MATERIAL FOR THE TASK –
"""
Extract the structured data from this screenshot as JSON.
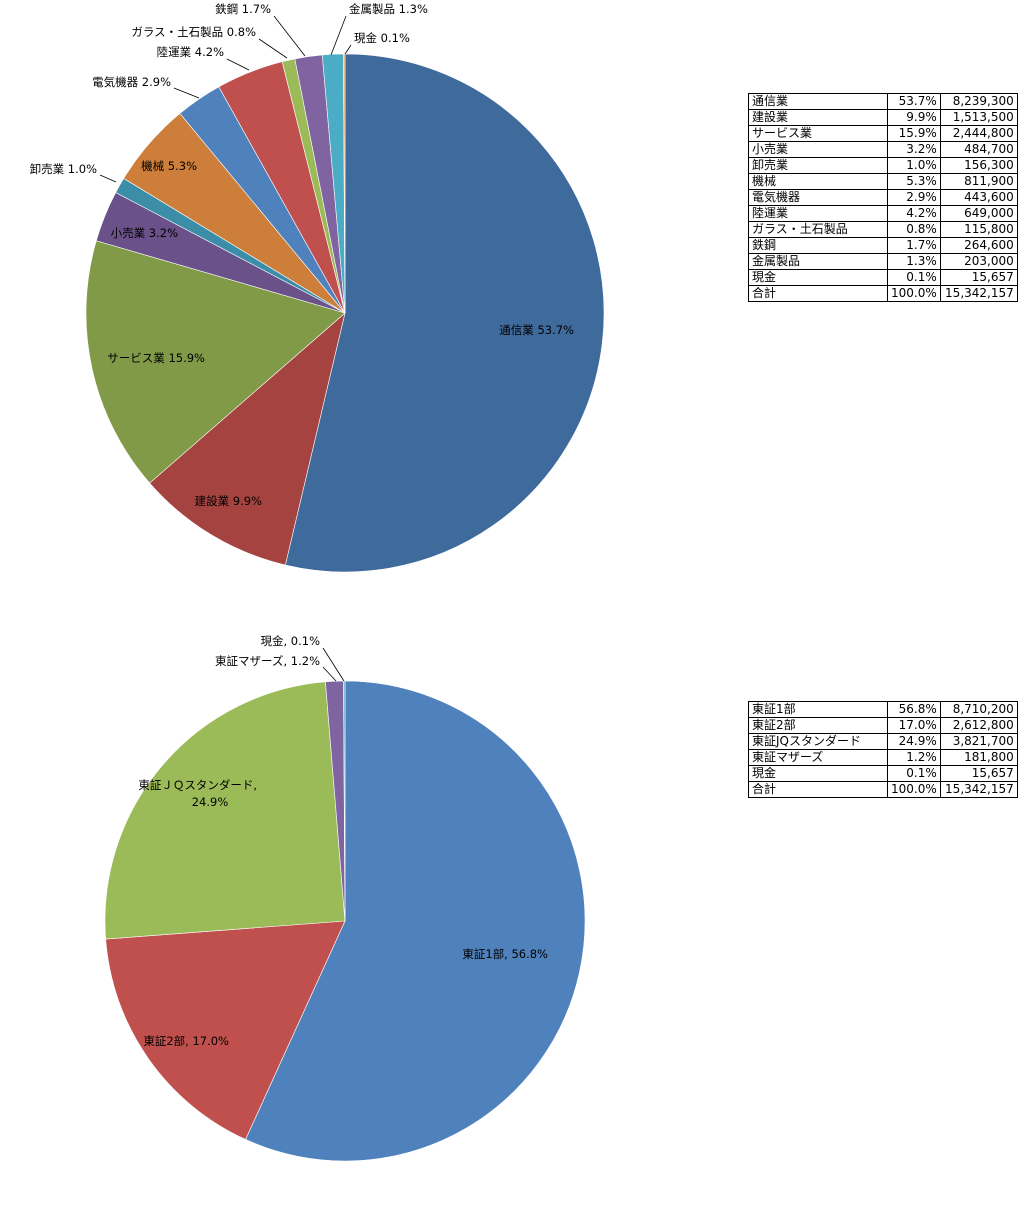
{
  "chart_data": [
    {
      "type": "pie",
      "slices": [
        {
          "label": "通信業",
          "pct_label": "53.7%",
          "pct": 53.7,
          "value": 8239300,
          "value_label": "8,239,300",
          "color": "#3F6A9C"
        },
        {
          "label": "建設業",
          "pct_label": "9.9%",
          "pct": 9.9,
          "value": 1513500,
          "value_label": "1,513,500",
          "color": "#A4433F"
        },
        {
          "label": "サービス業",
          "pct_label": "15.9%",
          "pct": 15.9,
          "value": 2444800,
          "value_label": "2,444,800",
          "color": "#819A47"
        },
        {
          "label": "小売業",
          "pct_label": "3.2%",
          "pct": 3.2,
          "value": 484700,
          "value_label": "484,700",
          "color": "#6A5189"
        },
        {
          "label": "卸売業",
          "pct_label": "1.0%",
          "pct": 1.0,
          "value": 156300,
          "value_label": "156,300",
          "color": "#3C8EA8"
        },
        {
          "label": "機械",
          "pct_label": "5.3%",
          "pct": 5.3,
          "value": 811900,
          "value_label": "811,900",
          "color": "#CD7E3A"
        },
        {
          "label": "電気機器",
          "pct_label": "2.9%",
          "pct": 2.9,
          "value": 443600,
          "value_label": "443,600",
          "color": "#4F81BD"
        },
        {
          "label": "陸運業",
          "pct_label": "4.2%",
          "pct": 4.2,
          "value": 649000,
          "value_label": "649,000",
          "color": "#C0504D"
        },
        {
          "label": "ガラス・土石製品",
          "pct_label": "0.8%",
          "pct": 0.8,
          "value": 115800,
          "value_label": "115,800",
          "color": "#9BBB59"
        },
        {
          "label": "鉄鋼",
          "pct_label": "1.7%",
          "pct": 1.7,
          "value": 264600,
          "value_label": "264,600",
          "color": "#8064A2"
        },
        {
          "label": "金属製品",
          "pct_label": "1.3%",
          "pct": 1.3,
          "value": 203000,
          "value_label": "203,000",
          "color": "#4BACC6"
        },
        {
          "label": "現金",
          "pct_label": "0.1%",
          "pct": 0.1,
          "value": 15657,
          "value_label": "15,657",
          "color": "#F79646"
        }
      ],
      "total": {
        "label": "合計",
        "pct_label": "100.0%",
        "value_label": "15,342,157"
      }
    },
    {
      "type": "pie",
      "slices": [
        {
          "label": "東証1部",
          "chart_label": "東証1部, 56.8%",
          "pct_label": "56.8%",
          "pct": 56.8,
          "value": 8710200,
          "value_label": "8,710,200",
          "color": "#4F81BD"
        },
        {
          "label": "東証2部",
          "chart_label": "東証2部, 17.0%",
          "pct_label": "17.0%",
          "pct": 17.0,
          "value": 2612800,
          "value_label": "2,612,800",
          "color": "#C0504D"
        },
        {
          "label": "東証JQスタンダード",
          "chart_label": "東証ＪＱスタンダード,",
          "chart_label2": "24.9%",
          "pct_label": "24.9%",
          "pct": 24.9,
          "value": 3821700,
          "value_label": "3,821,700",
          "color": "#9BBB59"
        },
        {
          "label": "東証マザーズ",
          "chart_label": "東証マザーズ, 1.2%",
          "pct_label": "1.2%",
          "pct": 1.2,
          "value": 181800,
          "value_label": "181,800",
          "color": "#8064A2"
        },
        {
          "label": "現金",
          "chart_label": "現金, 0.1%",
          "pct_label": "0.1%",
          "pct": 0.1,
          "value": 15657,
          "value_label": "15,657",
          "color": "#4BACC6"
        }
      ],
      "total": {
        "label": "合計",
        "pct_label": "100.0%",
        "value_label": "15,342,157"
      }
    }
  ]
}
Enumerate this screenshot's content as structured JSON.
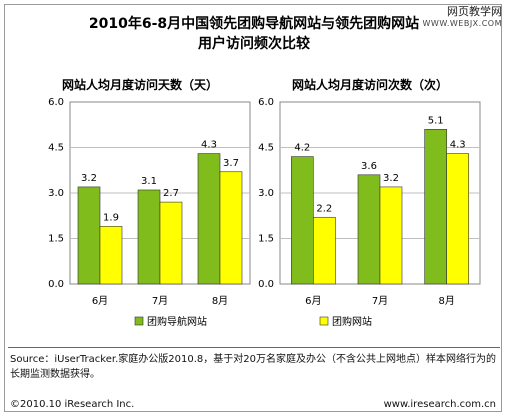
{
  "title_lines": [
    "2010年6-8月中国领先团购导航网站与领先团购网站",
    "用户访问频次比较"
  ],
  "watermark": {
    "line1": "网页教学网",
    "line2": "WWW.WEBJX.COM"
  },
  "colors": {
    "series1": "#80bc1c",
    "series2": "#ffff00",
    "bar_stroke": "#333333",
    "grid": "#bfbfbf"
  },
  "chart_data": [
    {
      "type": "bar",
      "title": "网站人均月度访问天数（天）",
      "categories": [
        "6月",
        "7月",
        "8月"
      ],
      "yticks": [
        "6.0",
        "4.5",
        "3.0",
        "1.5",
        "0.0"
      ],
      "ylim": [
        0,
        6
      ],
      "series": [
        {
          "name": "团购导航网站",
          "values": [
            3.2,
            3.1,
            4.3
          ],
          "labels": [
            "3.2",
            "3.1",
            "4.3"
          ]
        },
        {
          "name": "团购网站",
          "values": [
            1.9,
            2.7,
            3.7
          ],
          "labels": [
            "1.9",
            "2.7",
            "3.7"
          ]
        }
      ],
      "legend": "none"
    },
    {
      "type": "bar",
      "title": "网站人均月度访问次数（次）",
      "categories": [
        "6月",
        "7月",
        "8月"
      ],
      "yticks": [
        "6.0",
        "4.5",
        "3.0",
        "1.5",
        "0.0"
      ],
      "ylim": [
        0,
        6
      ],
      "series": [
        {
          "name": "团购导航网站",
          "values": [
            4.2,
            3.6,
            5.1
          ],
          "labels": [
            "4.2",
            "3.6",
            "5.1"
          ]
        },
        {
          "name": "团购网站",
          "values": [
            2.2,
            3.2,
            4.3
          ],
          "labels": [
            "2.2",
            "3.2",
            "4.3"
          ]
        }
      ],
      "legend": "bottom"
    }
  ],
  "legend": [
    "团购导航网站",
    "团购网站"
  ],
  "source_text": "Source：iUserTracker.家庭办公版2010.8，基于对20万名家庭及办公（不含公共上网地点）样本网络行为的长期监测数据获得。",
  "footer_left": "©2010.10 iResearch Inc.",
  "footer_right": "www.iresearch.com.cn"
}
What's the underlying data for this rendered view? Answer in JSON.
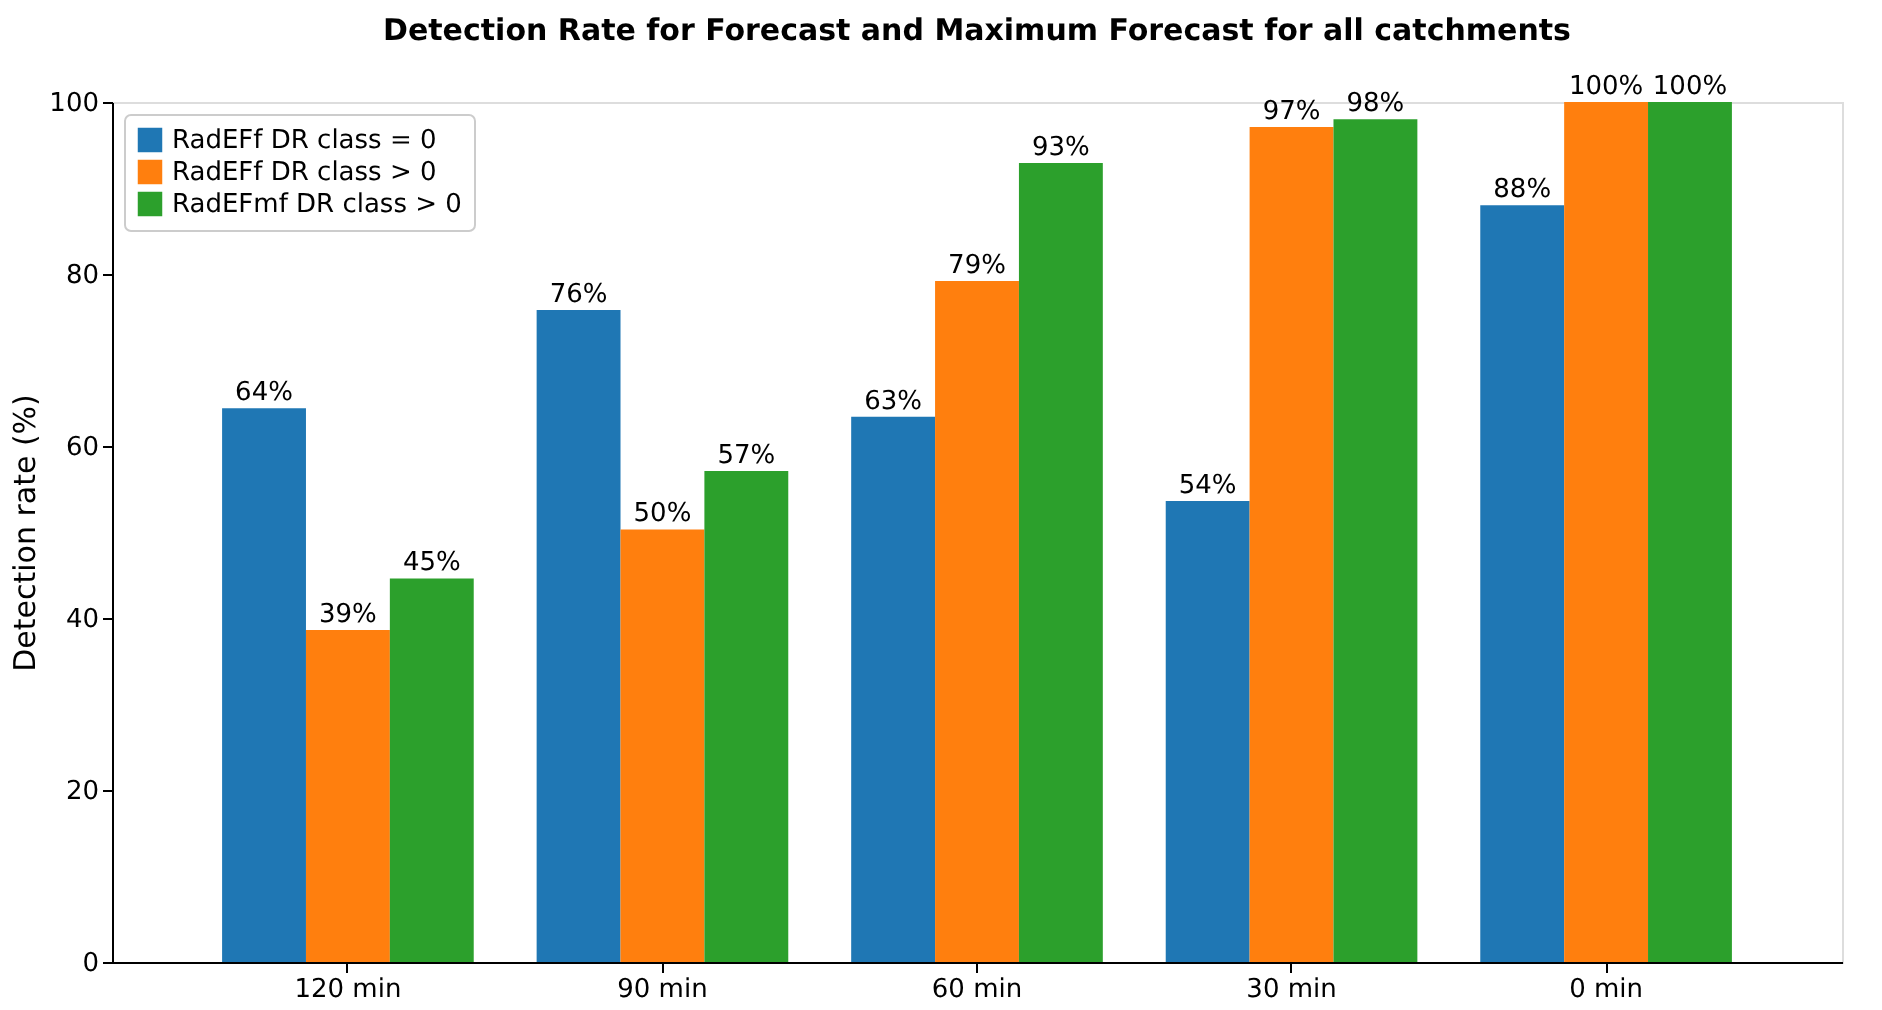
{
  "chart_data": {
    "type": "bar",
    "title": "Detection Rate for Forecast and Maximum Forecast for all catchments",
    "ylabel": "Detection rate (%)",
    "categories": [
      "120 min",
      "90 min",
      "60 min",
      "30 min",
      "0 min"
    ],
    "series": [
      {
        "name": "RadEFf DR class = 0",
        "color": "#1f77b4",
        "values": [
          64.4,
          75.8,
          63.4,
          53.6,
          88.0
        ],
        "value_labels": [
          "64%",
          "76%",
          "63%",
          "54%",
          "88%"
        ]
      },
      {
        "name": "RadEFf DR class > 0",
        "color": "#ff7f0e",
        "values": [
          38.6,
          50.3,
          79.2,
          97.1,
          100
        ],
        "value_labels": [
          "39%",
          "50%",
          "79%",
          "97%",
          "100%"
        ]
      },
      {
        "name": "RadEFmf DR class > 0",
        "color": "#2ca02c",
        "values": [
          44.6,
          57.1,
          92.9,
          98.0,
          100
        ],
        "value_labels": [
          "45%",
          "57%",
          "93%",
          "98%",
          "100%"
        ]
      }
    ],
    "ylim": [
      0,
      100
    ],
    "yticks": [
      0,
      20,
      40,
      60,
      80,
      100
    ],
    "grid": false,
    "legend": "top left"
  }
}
"""
Identify and copy lines that hold the string "class".

CORRECT OUTPUT –
        "name": "RadEFf DR class = 0",
        "name": "RadEFf DR class > 0",
        "name": "RadEFmf DR class > 0",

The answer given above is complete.